» **Stated task**: Using the listing below, copy every line that mentions "square".

» **Record excerpts**:
──────

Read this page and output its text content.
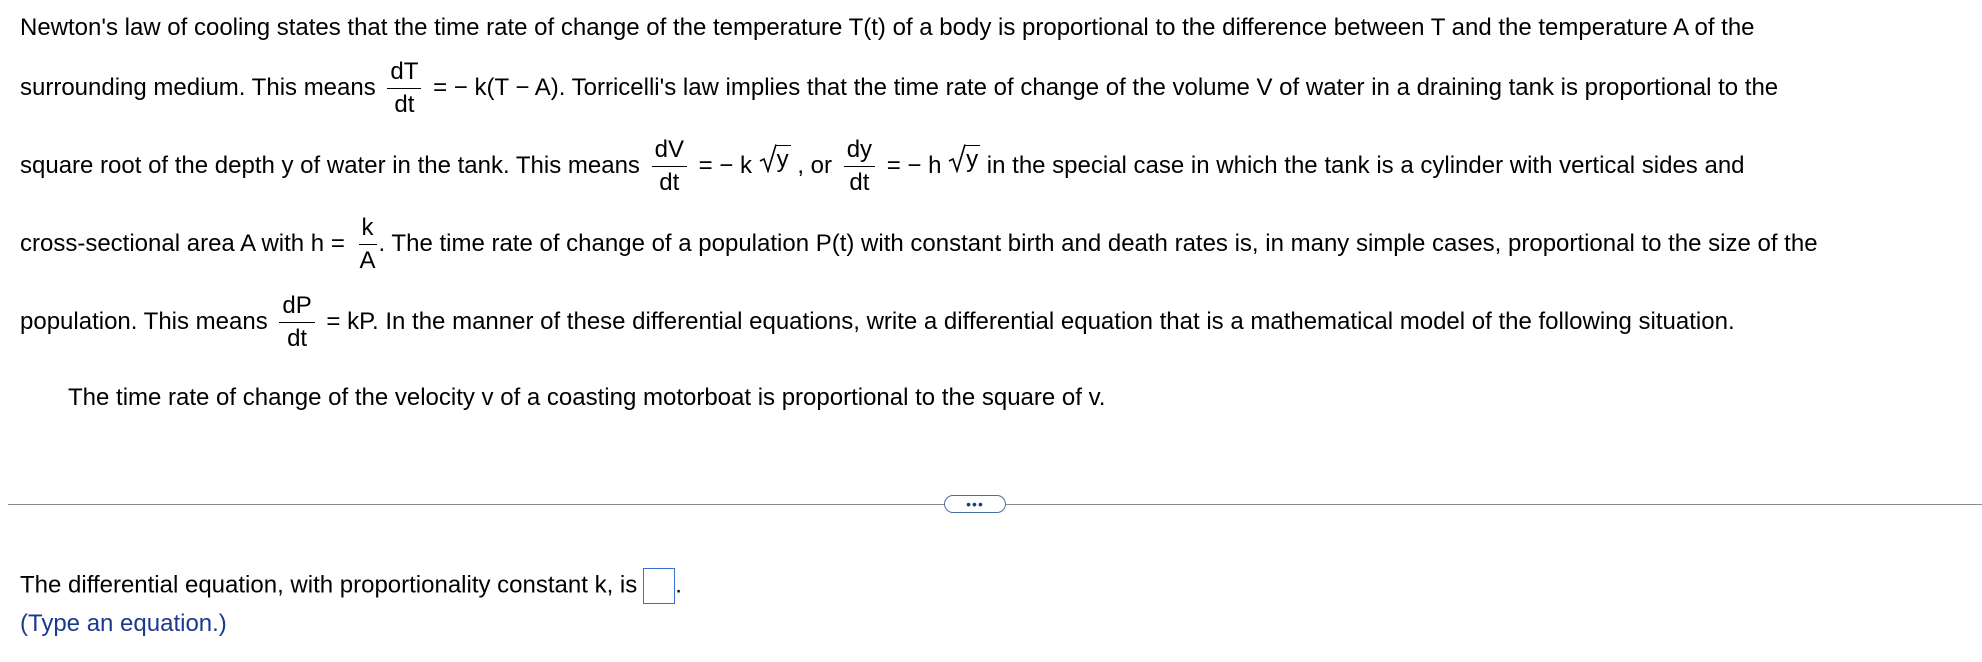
Newton's law of cooling states that the time rate of change of the temperature T(t) of a body is proportional to the difference between T and the temperature A of the
surrounding medium. This means $\frac{dT}{dt}$ = − k(T − A). Torricelli's law implies that the time rate of change of the volume V of water in a draining tank is proportional to the
square root of the depth y of water in the tank. This means $\frac{dV}{dt}$ = − k y , or $\frac{dy}{dt}$ = − h y in the special case in which the tank is a cylinder with vertical sides and
cross-sectional area A with $h = \frac{k}{A}$ . The time rate of change of a population P(t) with constant birth and death rates is, in many simple cases, proportional to the size of the
population. This means $\frac{dP}{dt}$ = kP. In the manner of these differential equations, write a differential equation that is a mathematical model of the following situation.
The time rate of change of the velocity v of a coasting motorboat is proportional to the square of v.
•••
The differential equation, with proportionality constant k, is .
(Type an equation.)
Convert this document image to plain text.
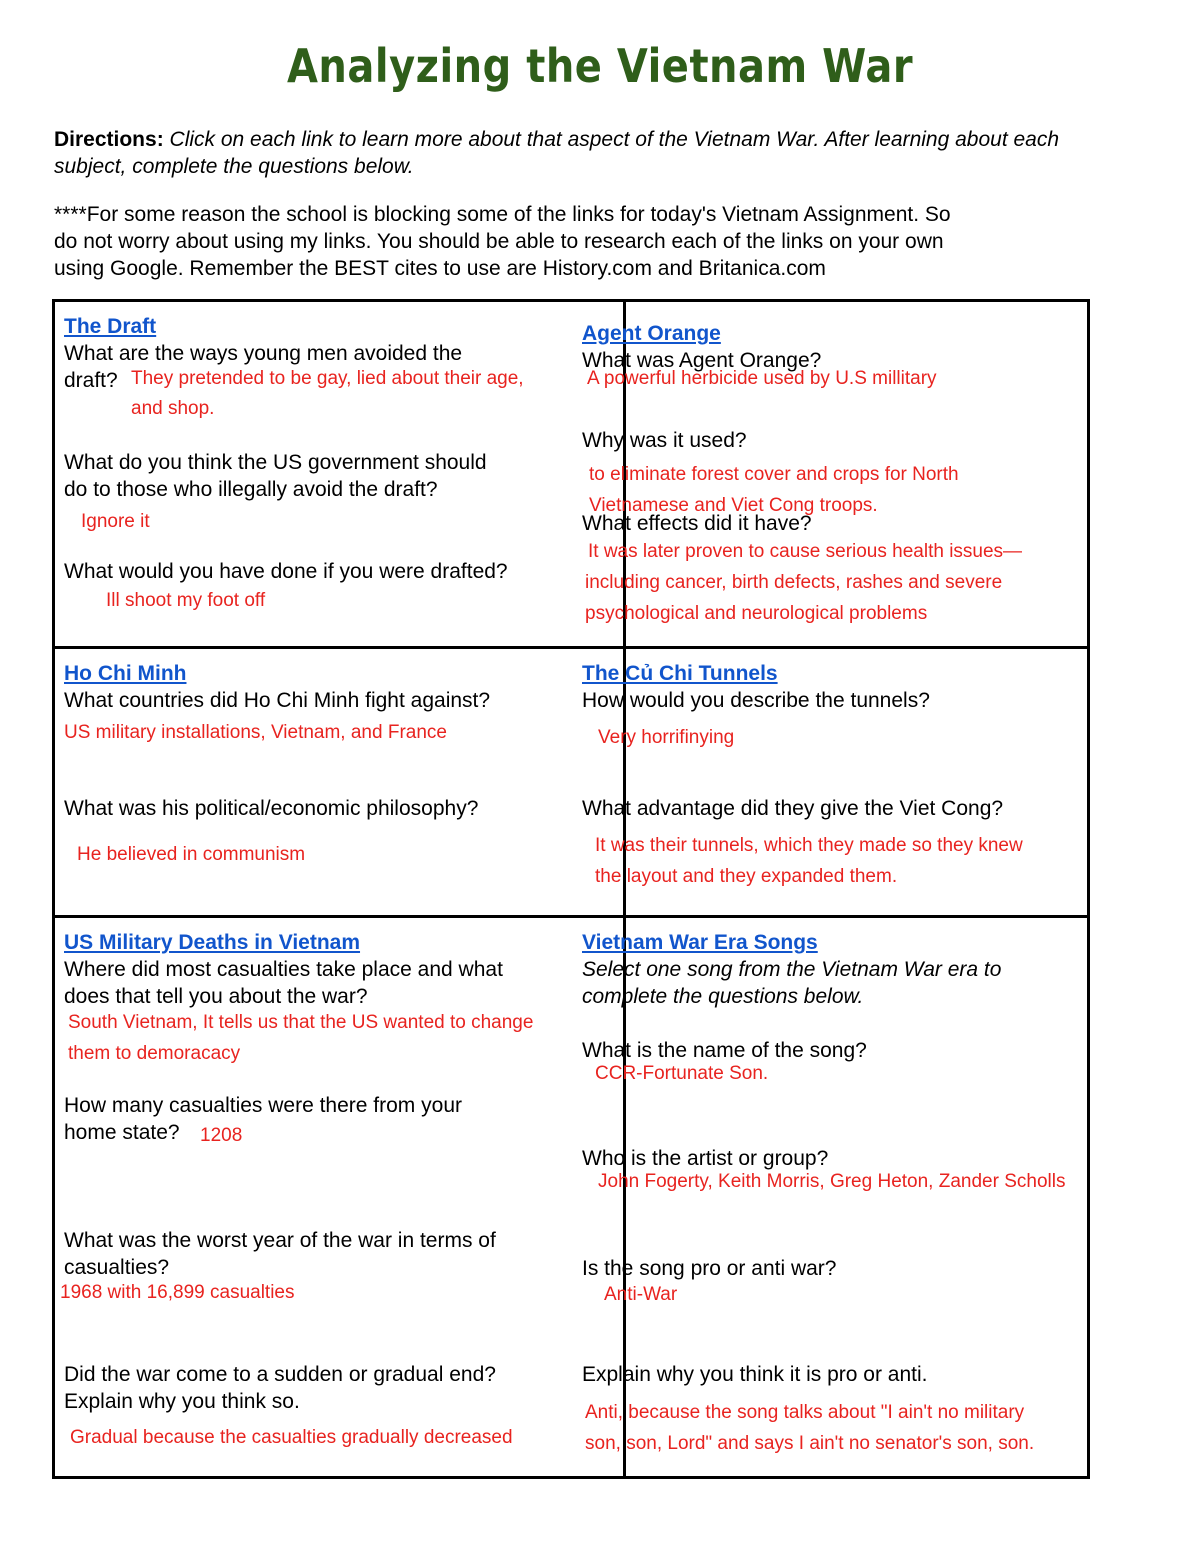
Analyzing the Vietnam War
Directions: Click on each link to learn more about that aspect of the Vietnam War. After learning about each subject, complete the questions below.
****For some reason the school is blocking some of the links for today's Vietnam Assignment. So
do not worry about using my links. You should be able to research each of the links on your own
using Google. Remember the BEST cites to use are History.com and Britanica.com
The Draft
What are the ways young men avoided the
draft? They pretended to be gay, lied about their age,
and shop.
What do you think the US government should
do to those who illegally avoid the draft?
Ignore it
What would you have done if you were drafted?
Ill shoot my foot off
Agent Orange
What was Agent Orange?
A powerful herbicide used by U.S millitary
Why was it used?
to eliminate forest cover and crops for North
Vietnamese and Viet Cong troops.
What effects did it have?
It was later proven to cause serious health issues—
including cancer, birth defects, rashes and severe
psychological and neurological problems
Ho Chi Minh
What countries did Ho Chi Minh fight against?
US military installations, Vietnam, and France
What was his political/economic philosophy?
He believed in communism
The Củ Chi Tunnels
How would you describe the tunnels?
Very horrifinying
What advantage did they give the Viet Cong?
It was their tunnels, which they made so they knew
the layout and they expanded them.
US Military Deaths in Vietnam
Where did most casualties take place and what
does that tell you about the war?
South Vietnam, It tells us that the US wanted to change
them to demoracacy
How many casualties were there from your
home state? 1208
What was the worst year of the war in terms of
casualties?
1968 with 16,899 casualties
Did the war come to a sudden or gradual end?
Explain why you think so.
Gradual because the casualties gradually decreased
Vietnam War Era Songs
Select one song from the Vietnam War era to
complete the questions below.
What is the name of the song?
CCR-Fortunate Son.
Who is the artist or group?
John Fogerty, Keith Morris, Greg Heton, Zander Scholls
Is the song pro or anti war?
Anti-War
Explain why you think it is pro or anti.
Anti, because the song talks about "I ain't no military
son, son, Lord" and says I ain't no senator's son, son.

──────

» **Solution to this exercise**:
square root of the depth y of water in the tank. This means $\frac{dV}{dt}$ = − k y , or $\frac{dy}{dt}$ = − h y in the special case in which the tank is a cylinder with vertical sides and
The time rate of change of the velocity v of a coasting motorboat is proportional to the square of v.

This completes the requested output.